**Requirement:**
Give the data again exactly as written, skipping any pictures.

Page image transcription data
*** Block opens ***

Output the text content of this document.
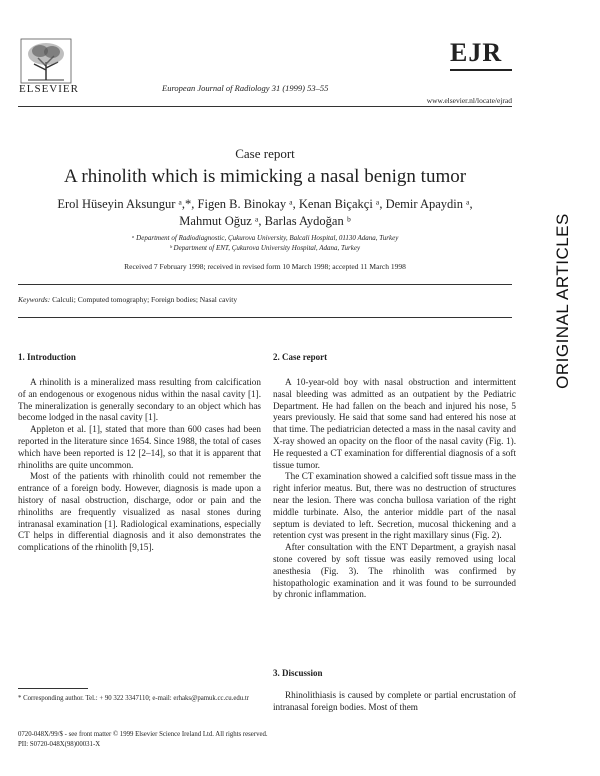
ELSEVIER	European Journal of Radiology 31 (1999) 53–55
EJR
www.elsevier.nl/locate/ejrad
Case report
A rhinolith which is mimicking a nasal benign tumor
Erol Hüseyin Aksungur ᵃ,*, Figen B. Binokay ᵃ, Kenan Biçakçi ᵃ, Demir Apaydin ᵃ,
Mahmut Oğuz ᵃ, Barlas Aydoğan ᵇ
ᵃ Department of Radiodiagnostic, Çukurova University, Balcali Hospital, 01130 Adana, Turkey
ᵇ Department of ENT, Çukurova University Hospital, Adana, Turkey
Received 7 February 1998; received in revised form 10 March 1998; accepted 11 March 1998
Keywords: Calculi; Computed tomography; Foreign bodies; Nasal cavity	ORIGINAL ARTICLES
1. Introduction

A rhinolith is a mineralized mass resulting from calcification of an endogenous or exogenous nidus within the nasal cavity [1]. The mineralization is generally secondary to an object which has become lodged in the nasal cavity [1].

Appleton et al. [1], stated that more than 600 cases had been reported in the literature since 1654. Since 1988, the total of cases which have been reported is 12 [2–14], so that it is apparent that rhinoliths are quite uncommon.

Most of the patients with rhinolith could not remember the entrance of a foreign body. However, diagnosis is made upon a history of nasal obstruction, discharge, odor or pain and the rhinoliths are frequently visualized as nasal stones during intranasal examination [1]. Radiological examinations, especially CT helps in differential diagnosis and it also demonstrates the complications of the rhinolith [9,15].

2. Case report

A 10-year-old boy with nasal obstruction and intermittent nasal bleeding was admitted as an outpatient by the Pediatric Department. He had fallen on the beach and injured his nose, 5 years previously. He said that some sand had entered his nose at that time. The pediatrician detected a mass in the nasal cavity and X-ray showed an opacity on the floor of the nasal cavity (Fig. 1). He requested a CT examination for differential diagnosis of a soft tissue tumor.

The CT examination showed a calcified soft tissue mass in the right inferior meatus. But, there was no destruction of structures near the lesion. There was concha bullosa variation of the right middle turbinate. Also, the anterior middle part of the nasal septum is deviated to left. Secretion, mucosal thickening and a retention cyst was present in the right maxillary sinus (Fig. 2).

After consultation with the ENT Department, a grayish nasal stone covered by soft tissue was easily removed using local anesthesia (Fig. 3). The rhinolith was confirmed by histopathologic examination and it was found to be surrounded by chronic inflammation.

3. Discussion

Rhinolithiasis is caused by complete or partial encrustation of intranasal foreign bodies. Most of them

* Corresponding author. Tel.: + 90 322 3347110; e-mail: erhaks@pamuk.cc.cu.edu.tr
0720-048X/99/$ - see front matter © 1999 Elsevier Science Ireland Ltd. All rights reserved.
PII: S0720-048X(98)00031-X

*** Block closes ***

**Answer:**
Output the text content of this document.
ELSEVIER	European Journal of Radiology 31 (1999) 53–55
EJR
www.elsevier.nl/locate/ejrad
Case report
A rhinolith which is mimicking a nasal benign tumor
Erol Hüseyin Aksungur ᵃ,*, Figen B. Binokay ᵃ, Kenan Biçakçi ᵃ, Demir Apaydin ᵃ,
Mahmut Oğuz ᵃ, Barlas Aydoğan ᵇ
ᵃ Department of Radiodiagnostic, Çukurova University, Balcali Hospital, 01130 Adana, Turkey
ᵇ Department of ENT, Çukurova University Hospital, Adana, Turkey
Received 7 February 1998; received in revised form 10 March 1998; accepted 11 March 1998
Keywords: Calculi; Computed tomography; Foreign bodies; Nasal cavity	ORIGINAL ARTICLES
1. Introduction

A rhinolith is a mineralized mass resulting from calcification of an endogenous or exogenous nidus within the nasal cavity [1]. The mineralization is generally secondary to an object which has become lodged in the nasal cavity [1].

Appleton et al. [1], stated that more than 600 cases had been reported in the literature since 1654. Since 1988, the total of cases which have been reported is 12 [2–14], so that it is apparent that rhinoliths are quite uncommon.

Most of the patients with rhinolith could not remember the entrance of a foreign body. However, diagnosis is made upon a history of nasal obstruction, discharge, odor or pain and the rhinoliths are frequently visualized as nasal stones during intranasal examination [1]. Radiological examinations, especially CT helps in differential diagnosis and it also demonstrates the complications of the rhinolith [9,15].

2. Case report

A 10-year-old boy with nasal obstruction and intermittent nasal bleeding was admitted as an outpatient by the Pediatric Department. He had fallen on the beach and injured his nose, 5 years previously. He said that some sand had entered his nose at that time. The pediatrician detected a mass in the nasal cavity and X-ray showed an opacity on the floor of the nasal cavity (Fig. 1). He requested a CT examination for differential diagnosis of a soft tissue tumor.

The CT examination showed a calcified soft tissue mass in the right inferior meatus. But, there was no destruction of structures near the lesion. There was concha bullosa variation of the right middle turbinate. Also, the anterior middle part of the nasal septum is deviated to left. Secretion, mucosal thickening and a retention cyst was present in the right maxillary sinus (Fig. 2).

After consultation with the ENT Department, a grayish nasal stone covered by soft tissue was easily removed using local anesthesia (Fig. 3). The rhinolith was confirmed by histopathologic examination and it was found to be surrounded by chronic inflammation.

3. Discussion

Rhinolithiasis is caused by complete or partial encrustation of intranasal foreign bodies. Most of them

* Corresponding author. Tel.: + 90 322 3347110; e-mail: erhaks@pamuk.cc.cu.edu.tr
0720-048X/99/$ - see front matter © 1999 Elsevier Science Ireland Ltd. All rights reserved.
PII: S0720-048X(98)00031-X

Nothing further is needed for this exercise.